═══ Records to use ═══

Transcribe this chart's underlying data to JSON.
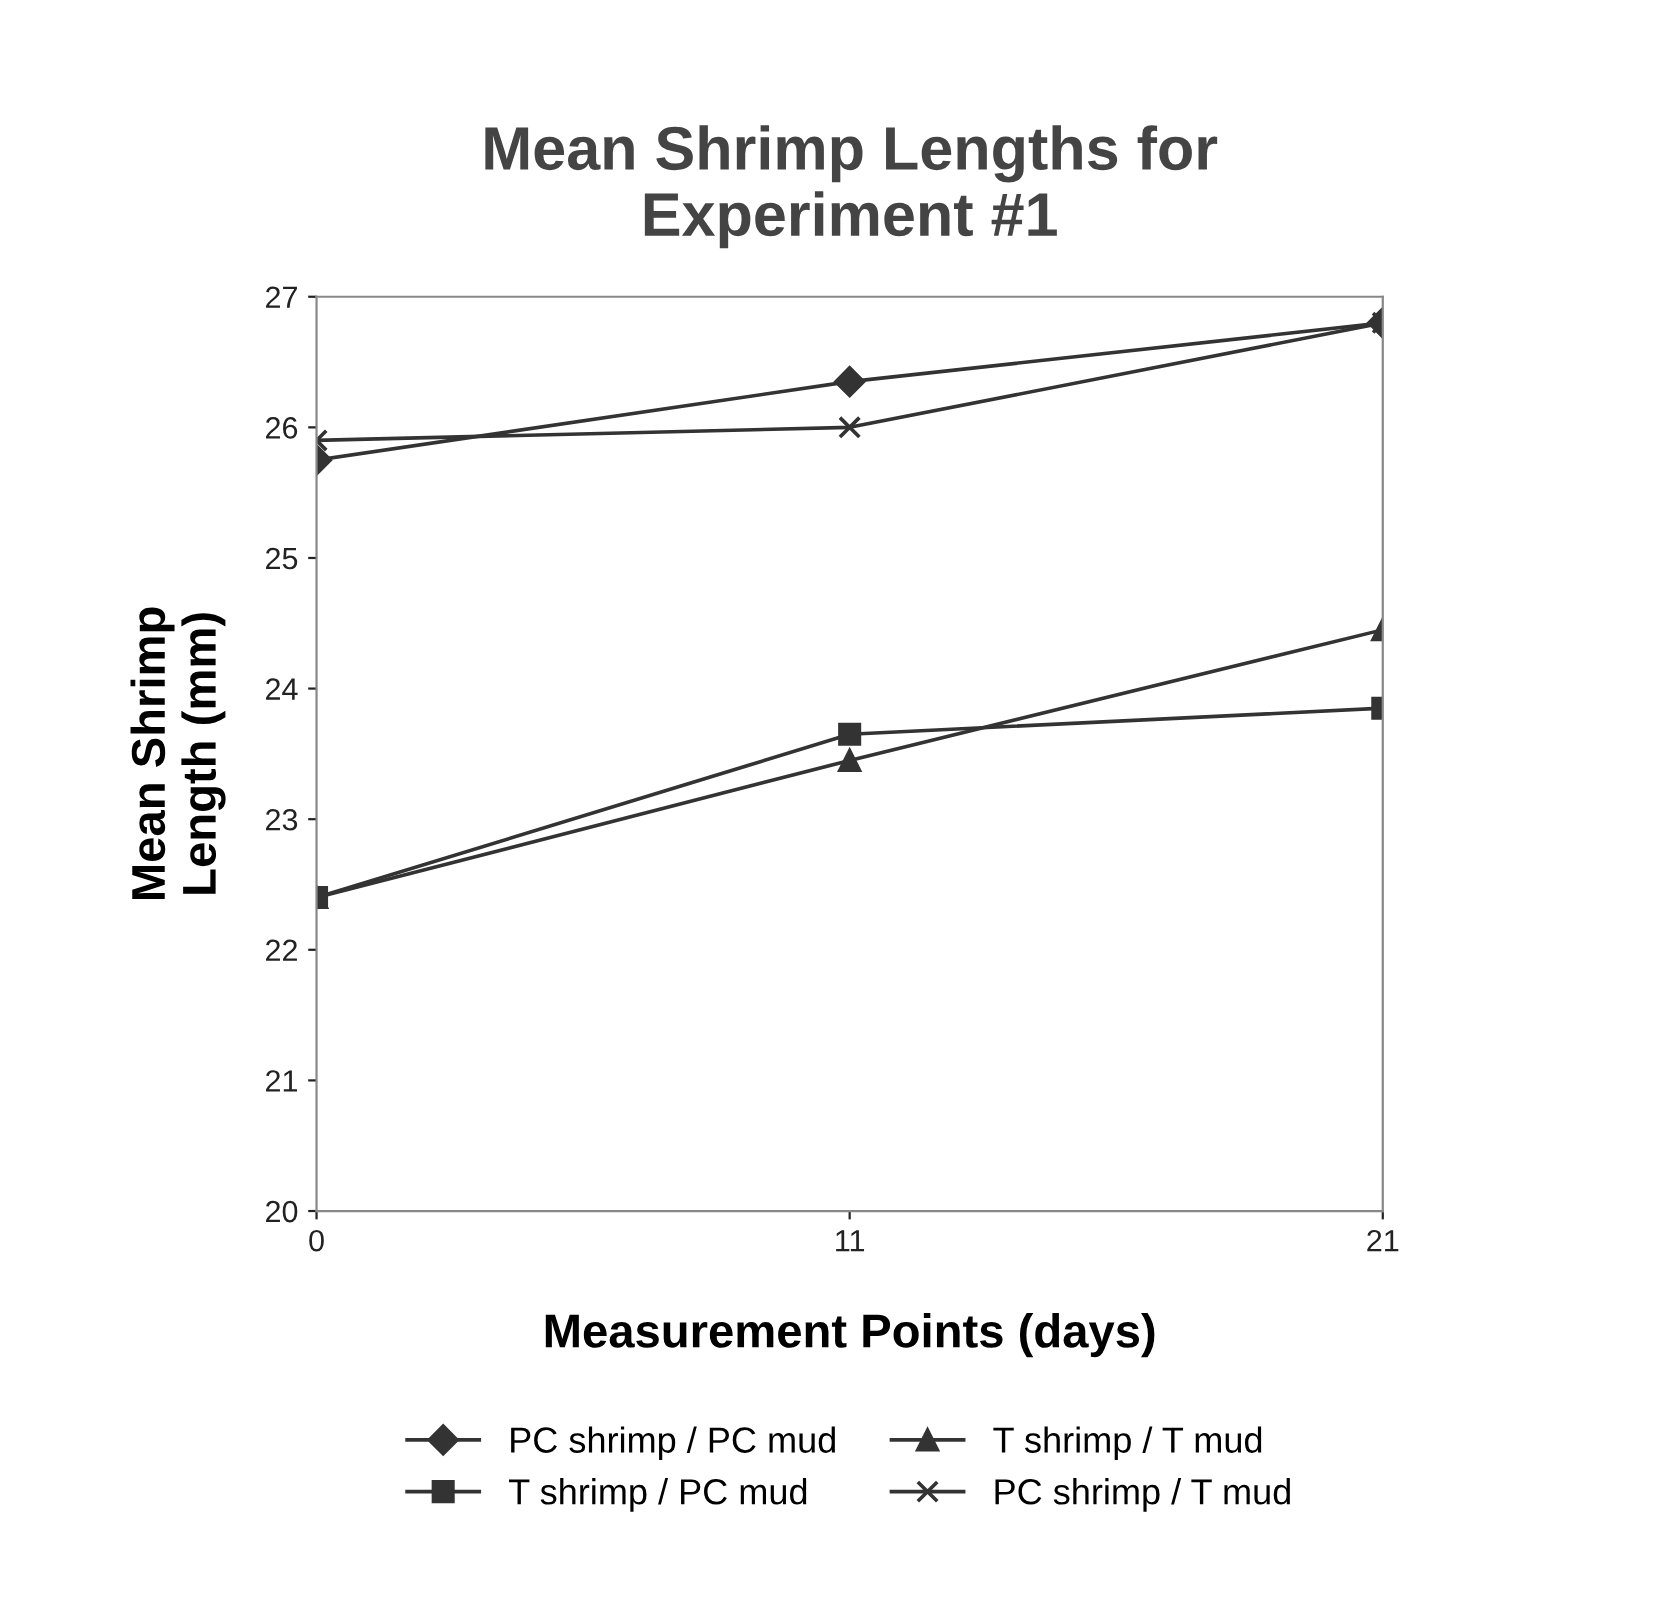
{
  "chart_data": {
    "type": "line",
    "title": "Mean Shrimp Lengths for\nExperiment #1",
    "xlabel": "Measurement Points (days)",
    "ylabel": "Mean Shrimp\nLength (mm)",
    "categories": [
      "0",
      "11",
      "21"
    ],
    "series": [
      {
        "name": "PC shrimp / PC mud",
        "color": "#333333",
        "marker": "diamond",
        "values": [
          25.75,
          26.35,
          26.8
        ]
      },
      {
        "name": "T shrimp / PC mud",
        "color": "#333333",
        "marker": "square",
        "values": [
          22.4,
          23.65,
          23.85
        ]
      },
      {
        "name": "T shrimp / T mud",
        "color": "#333333",
        "marker": "triangle",
        "values": [
          22.4,
          23.45,
          24.45
        ]
      },
      {
        "name": "PC shrimp / T mud",
        "color": "#333333",
        "marker": "cross",
        "values": [
          25.9,
          26.0,
          26.8
        ]
      }
    ],
    "ylim": [
      20,
      27
    ],
    "yticks": [
      20,
      21,
      22,
      23,
      24,
      25,
      26,
      27
    ],
    "grid": false,
    "legend": "bottom",
    "line_style": "solid"
  }
}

═══

## Request
Report only the number of lines in the records that include the word "marker".

## Solution to this task
4